§ Problem to solve: Return all lines from the listing below in which the string "object" occurs.

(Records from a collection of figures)
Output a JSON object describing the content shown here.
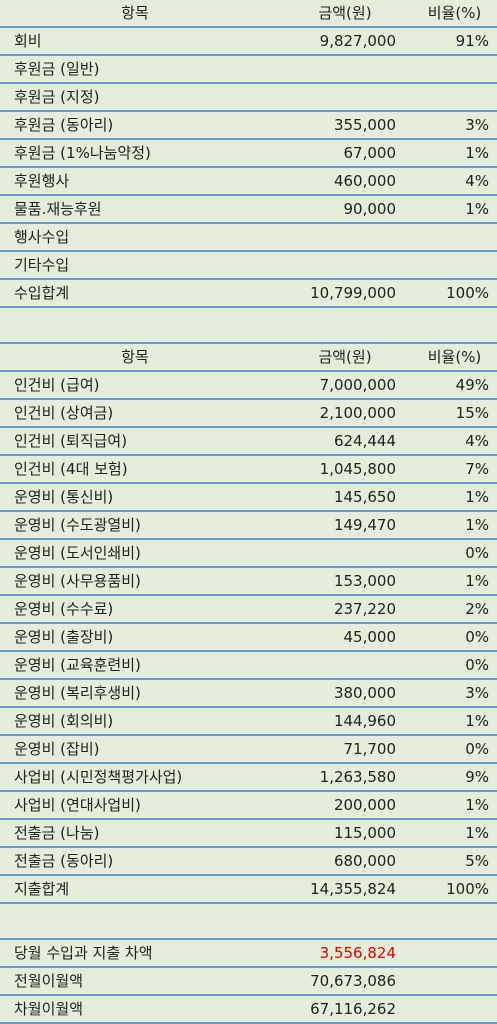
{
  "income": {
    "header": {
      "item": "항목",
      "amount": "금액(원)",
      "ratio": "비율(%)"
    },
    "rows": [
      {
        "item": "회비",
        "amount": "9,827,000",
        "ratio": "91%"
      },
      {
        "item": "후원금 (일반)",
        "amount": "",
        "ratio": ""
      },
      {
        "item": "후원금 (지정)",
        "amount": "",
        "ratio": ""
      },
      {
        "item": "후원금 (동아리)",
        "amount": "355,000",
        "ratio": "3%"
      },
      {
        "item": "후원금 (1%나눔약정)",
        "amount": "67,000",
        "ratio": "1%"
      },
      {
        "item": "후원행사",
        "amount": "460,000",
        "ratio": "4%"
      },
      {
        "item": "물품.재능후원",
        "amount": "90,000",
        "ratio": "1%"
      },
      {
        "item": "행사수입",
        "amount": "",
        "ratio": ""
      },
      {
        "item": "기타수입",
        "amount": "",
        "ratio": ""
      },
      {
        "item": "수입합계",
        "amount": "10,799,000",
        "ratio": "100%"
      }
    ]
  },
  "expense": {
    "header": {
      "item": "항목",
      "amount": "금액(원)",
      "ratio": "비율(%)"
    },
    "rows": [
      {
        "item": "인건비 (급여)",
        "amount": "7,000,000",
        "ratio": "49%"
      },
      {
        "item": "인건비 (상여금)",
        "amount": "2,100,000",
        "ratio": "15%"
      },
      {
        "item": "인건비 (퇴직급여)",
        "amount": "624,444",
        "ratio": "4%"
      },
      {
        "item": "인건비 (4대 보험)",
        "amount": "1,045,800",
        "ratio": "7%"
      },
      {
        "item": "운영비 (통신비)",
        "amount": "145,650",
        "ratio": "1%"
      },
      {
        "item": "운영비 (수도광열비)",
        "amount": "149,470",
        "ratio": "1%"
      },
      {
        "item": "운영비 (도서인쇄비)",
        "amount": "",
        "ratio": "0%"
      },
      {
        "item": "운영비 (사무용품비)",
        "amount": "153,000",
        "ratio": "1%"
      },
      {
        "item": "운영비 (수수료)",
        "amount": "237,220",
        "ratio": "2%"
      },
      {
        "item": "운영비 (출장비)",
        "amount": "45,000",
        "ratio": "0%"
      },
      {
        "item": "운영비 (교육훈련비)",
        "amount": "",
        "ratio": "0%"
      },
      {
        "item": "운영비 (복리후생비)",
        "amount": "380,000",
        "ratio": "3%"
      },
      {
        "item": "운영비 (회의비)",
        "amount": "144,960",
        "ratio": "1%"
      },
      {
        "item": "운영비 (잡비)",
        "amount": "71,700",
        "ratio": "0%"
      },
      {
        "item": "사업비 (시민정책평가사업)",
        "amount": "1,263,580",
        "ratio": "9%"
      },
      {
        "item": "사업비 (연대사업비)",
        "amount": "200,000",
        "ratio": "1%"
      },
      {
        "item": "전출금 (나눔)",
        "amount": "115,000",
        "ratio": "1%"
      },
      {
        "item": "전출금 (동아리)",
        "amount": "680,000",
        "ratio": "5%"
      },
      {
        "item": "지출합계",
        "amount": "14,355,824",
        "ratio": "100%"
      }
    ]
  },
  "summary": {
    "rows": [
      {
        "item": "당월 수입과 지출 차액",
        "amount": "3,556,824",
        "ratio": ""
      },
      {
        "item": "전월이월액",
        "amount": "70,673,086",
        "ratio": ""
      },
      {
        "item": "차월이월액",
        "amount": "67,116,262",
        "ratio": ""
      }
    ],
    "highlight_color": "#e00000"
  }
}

---

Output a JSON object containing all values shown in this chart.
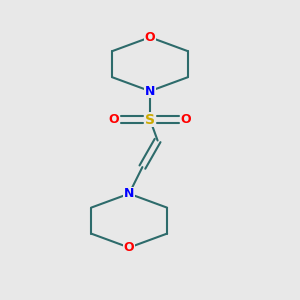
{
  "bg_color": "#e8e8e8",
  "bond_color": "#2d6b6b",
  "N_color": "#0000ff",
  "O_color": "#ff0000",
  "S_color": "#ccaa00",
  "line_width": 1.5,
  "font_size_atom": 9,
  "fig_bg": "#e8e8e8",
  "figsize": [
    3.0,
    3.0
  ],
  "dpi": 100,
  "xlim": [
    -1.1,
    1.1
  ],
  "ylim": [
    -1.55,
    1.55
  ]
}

§ Result for this task:
Output a JSON object describing the content shown here.
Output a JSON object containing all values shown in this chart.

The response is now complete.